> **TEXT SEGMENT**:
***
By: Ben Traynor, BullionVault


-- Posted Monday, 13 June 2011 | | Disqus

London Gold Market Report

 

WHOLESALE MARKET gold prices fell Monday morning London time, dropping to $1525 per ounce – 2.3% off last month's record high – while stocks were flat and commodities mixed, as continuing economic worries prompted talk of catastrophe and economic stagnation.

 

Silver prices meantime dropped to $35.40 per ounce – 2.2% down on Friday's close.

 

"Disappointment selling from recent entrants" weighed on gold prices, reckons one bullion dealer here in London, citing gold's failure to sustain gains above $1555.

 

But low yields on assets such as government bonds "will continue to provide a gold supportive environment." 

 

Gold prices need "a sustained breach of $1550" bin order to gather sufficient momentum to continue their longer-term uptrend, reckons Ong Yi Ling, analyst at Phillip Futures in Singapore.

"Until then, gold could be range-bound with support established at $1525."
***
> **Document layout analysis data**:
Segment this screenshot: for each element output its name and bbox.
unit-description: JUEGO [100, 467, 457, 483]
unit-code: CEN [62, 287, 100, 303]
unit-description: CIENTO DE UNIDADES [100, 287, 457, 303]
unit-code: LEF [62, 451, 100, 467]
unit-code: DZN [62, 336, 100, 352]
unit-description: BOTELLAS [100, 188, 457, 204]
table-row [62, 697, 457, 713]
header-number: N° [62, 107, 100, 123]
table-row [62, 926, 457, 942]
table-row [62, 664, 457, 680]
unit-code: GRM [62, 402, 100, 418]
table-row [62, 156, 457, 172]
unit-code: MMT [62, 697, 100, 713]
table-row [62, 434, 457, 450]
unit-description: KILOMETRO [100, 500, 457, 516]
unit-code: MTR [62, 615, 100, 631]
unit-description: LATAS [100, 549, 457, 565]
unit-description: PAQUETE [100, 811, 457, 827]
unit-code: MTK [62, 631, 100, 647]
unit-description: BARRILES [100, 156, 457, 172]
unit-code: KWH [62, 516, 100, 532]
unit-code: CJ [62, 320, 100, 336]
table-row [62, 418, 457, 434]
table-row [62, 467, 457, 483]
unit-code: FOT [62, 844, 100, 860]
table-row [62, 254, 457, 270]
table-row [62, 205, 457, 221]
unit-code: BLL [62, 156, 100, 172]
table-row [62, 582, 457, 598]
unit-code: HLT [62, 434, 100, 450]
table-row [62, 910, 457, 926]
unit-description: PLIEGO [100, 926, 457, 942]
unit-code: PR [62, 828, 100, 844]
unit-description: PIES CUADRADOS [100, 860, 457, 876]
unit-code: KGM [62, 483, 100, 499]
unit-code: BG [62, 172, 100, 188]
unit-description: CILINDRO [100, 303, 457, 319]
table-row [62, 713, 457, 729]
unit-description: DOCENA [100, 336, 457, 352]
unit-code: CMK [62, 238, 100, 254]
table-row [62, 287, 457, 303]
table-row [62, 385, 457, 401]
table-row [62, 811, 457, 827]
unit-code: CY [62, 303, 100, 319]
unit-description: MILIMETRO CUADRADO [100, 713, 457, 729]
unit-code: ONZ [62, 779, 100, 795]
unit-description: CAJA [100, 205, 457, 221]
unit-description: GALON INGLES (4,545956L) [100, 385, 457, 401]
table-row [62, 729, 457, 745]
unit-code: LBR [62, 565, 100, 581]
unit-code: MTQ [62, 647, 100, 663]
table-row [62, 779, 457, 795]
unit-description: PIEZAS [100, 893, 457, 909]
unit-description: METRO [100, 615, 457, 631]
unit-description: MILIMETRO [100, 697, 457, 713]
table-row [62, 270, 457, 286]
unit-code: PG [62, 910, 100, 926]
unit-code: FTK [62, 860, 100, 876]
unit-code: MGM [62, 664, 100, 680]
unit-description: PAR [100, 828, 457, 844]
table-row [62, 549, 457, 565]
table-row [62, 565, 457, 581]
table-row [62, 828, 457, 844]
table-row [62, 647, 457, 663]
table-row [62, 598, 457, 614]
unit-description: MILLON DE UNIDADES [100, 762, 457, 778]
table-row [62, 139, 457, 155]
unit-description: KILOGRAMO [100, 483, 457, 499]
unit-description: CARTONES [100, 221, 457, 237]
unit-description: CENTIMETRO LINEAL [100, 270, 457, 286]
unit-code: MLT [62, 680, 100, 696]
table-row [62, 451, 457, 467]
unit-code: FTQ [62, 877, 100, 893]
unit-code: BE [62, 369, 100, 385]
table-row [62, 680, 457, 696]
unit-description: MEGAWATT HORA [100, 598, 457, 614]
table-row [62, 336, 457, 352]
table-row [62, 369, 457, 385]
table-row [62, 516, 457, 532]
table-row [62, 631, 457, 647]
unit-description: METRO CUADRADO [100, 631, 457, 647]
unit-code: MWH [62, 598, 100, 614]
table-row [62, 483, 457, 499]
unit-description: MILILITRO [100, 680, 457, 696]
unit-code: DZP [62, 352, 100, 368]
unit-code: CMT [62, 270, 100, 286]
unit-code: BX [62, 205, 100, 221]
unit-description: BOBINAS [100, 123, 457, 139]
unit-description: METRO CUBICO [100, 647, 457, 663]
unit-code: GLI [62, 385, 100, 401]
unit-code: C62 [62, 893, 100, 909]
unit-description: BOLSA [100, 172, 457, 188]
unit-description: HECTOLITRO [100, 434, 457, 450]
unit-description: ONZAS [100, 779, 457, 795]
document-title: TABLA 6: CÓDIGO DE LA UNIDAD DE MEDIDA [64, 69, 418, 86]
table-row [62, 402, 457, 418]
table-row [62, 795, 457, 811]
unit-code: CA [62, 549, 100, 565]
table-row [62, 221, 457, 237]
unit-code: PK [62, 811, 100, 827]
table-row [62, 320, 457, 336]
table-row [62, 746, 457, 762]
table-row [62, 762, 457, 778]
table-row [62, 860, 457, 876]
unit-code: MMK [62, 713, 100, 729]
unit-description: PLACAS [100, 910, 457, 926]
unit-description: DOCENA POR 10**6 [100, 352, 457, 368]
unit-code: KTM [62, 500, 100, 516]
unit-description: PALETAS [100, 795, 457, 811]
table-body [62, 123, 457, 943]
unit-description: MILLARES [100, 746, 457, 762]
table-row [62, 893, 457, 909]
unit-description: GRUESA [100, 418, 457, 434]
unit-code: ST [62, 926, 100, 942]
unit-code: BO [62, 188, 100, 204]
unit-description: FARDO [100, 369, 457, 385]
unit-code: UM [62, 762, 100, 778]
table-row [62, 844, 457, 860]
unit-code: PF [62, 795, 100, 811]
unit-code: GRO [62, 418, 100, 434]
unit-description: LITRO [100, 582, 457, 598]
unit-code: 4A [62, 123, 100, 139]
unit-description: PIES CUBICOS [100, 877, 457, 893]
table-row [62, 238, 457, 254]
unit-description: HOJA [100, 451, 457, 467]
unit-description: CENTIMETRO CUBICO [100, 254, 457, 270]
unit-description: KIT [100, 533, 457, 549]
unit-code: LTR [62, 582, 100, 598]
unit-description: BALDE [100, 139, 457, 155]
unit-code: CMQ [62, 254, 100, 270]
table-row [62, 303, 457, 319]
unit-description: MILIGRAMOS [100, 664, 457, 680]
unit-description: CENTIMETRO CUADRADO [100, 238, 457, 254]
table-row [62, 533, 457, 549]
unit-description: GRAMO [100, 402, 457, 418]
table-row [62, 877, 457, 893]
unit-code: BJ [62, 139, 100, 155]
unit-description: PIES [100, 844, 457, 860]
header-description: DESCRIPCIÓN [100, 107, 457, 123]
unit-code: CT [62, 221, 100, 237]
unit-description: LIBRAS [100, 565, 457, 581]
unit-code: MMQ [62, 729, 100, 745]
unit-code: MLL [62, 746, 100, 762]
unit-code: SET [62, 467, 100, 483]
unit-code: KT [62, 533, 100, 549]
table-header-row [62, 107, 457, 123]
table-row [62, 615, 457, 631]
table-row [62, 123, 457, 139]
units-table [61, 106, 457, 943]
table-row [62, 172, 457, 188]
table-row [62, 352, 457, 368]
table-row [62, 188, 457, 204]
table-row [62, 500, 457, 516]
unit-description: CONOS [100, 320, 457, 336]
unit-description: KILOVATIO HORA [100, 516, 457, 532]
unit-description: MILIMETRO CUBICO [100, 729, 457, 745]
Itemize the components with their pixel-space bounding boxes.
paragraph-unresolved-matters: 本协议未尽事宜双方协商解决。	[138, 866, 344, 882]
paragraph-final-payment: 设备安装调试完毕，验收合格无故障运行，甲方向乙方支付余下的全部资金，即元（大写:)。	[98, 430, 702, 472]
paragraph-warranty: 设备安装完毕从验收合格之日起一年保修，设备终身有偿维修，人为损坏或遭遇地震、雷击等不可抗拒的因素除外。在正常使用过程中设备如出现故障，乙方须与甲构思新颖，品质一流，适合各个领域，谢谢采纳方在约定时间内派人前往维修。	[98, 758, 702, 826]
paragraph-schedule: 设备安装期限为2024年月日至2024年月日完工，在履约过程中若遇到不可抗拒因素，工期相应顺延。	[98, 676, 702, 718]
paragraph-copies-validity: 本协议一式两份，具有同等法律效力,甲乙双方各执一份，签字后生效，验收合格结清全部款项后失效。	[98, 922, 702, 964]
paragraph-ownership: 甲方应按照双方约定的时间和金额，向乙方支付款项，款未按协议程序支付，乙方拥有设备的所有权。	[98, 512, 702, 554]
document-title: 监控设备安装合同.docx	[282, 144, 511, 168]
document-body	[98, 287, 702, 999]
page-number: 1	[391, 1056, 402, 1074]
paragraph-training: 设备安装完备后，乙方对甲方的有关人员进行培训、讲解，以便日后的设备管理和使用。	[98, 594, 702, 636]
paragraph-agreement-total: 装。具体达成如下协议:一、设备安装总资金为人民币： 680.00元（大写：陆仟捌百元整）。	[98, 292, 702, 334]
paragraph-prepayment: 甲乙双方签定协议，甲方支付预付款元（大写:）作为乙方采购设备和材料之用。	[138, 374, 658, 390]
***
> **INSTRUCTIONS**:
a: List each distinct dollar amount that appears in the gold market report.
b: According to the gold market report, what price did silver drop to?
c: Proceed with the gold market report from the point where it stops.
The listing has no connection to the gold market report.

> **ANSWERS**:
a: $1525, $35.40, $1555, $1550

b: Silver dropped to $35.40 per ounce, 2.2% down on Friday's close.

c:
"Europe's debt crisis remains a long-term headache," adds Hwang Il Doo, senior trader at KEB Futures in Seoul, who says he continues to believe gold prices will "move much higher from the current level".

 

Greece meantime announced a €28 billion austerity program on Friday, which includes cuts to state pensions.

 

"Never in my life did I imagine that we would need to slash pensions in order for the state to continue to pay any pensions at all," said Greek prime minister George Papandreou in a newspaper interview on Sunday, adding that a Greek default would be "catastrophic".

 

The austerity program needs to approval of Greece's parliament before it can be implemented.

Financial aid pledged to Greece is subject to "strict conditions", including "massive and swift privatizations", new Bundesbank president Jens Weidmann told Germany's Welt am Sonntag newspaper on Sunday.

 

"If these commitments are not upheld, there will no longer be a basis for additional aid...Greece would have made its own choice and should assume the undeniably dramatic consequence of a default on its payments."

 

The United States, meantime, is "halfway to a lost economic decade", says former US Treasury Secretary Lawrence Summers, writing in the Financial Times.

 

Summers argues that "stimulus should be continued and indeed expanded", for example by cutting payroll tax for employers as well as employees.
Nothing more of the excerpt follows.